───── Material provided

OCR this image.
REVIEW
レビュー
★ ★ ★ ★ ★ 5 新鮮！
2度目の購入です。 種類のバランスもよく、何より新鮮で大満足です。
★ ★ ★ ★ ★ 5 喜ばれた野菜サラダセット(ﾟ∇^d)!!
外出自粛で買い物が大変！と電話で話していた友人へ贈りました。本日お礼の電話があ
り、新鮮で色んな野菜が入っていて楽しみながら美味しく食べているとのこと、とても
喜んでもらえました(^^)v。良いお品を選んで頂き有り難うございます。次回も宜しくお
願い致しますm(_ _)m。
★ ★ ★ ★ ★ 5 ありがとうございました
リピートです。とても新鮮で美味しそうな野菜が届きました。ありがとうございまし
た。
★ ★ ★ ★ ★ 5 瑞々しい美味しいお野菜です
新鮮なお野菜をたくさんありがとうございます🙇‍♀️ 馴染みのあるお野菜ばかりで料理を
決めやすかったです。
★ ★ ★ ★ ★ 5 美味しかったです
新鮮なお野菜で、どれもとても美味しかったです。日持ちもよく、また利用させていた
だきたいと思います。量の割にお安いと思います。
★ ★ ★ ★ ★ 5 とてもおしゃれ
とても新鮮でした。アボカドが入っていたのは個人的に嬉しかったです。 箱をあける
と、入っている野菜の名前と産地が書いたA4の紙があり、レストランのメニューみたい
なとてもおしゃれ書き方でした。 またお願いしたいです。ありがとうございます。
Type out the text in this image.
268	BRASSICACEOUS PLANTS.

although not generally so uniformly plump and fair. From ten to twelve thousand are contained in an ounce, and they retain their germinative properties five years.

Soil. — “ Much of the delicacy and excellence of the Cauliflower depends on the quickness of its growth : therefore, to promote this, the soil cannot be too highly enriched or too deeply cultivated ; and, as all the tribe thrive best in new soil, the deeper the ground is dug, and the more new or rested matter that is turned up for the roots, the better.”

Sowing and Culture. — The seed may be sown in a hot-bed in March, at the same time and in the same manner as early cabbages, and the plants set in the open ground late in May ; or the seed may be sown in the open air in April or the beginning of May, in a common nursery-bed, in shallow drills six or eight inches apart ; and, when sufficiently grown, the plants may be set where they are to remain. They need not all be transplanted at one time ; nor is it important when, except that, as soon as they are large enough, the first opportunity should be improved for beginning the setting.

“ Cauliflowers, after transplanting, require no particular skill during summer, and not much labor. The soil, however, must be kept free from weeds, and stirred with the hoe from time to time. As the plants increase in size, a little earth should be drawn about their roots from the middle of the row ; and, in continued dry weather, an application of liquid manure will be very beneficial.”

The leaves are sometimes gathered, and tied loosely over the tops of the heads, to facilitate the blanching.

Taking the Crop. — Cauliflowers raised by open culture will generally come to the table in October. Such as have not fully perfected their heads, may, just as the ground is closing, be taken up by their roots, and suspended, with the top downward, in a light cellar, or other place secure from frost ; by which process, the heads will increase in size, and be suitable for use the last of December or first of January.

──────────

### Problem description
Retype all the records, matching them exactly.

### Exercise response
OCR this image.
REVIEW
レビュー
★ ★ ★ ★ ★ 5 新鮮！
2度目の購入です。 種類のバランスもよく、何より新鮮で大満足です。
★ ★ ★ ★ ★ 5 喜ばれた野菜サラダセット(ﾟ∇^d)!!
外出自粛で買い物が大変！と電話で話していた友人へ贈りました。本日お礼の電話があ
り、新鮮で色んな野菜が入っていて楽しみながら美味しく食べているとのこと、とても
喜んでもらえました(^^)v。良いお品を選んで頂き有り難うございます。次回も宜しくお
願い致しますm(_ _)m。
★ ★ ★ ★ ★ 5 ありがとうございました
リピートです。とても新鮮で美味しそうな野菜が届きました。ありがとうございまし
た。
★ ★ ★ ★ ★ 5 瑞々しい美味しいお野菜です
新鮮なお野菜をたくさんありがとうございます🙇‍♀️ 馴染みのあるお野菜ばかりで料理を
決めやすかったです。
★ ★ ★ ★ ★ 5 美味しかったです
新鮮なお野菜で、どれもとても美味しかったです。日持ちもよく、また利用させていた
だきたいと思います。量の割にお安いと思います。
★ ★ ★ ★ ★ 5 とてもおしゃれ
とても新鮮でした。アボカドが入っていたのは個人的に嬉しかったです。 箱をあける
と、入っている野菜の名前と産地が書いたA4の紙があり、レストランのメニューみたい
なとてもおしゃれ書き方でした。 またお願いしたいです。ありがとうございます。
Type out the text in this image.
268	BRASSICACEOUS PLANTS.

although not generally so uniformly plump and fair. From ten to twelve thousand are contained in an ounce, and they retain their germinative properties five years.

Soil. — “ Much of the delicacy and excellence of the Cauliflower depends on the quickness of its growth : therefore, to promote this, the soil cannot be too highly enriched or too deeply cultivated ; and, as all the tribe thrive best in new soil, the deeper the ground is dug, and the more new or rested matter that is turned up for the roots, the better.”

Sowing and Culture. — The seed may be sown in a hot-bed in March, at the same time and in the same manner as early cabbages, and the plants set in the open ground late in May ; or the seed may be sown in the open air in April or the beginning of May, in a common nursery-bed, in shallow drills six or eight inches apart ; and, when sufficiently grown, the plants may be set where they are to remain. They need not all be transplanted at one time ; nor is it important when, except that, as soon as they are large enough, the first opportunity should be improved for beginning the setting.

“ Cauliflowers, after transplanting, require no particular skill during summer, and not much labor. The soil, however, must be kept free from weeds, and stirred with the hoe from time to time. As the plants increase in size, a little earth should be drawn about their roots from the middle of the row ; and, in continued dry weather, an application of liquid manure will be very beneficial.”

The leaves are sometimes gathered, and tied loosely over the tops of the heads, to facilitate the blanching.

Taking the Crop. — Cauliflowers raised by open culture will generally come to the table in October. Such as have not fully perfected their heads, may, just as the ground is closing, be taken up by their roots, and suspended, with the top downward, in a light cellar, or other place secure from frost ; by which process, the heads will increase in size, and be suitable for use the last of December or first of January.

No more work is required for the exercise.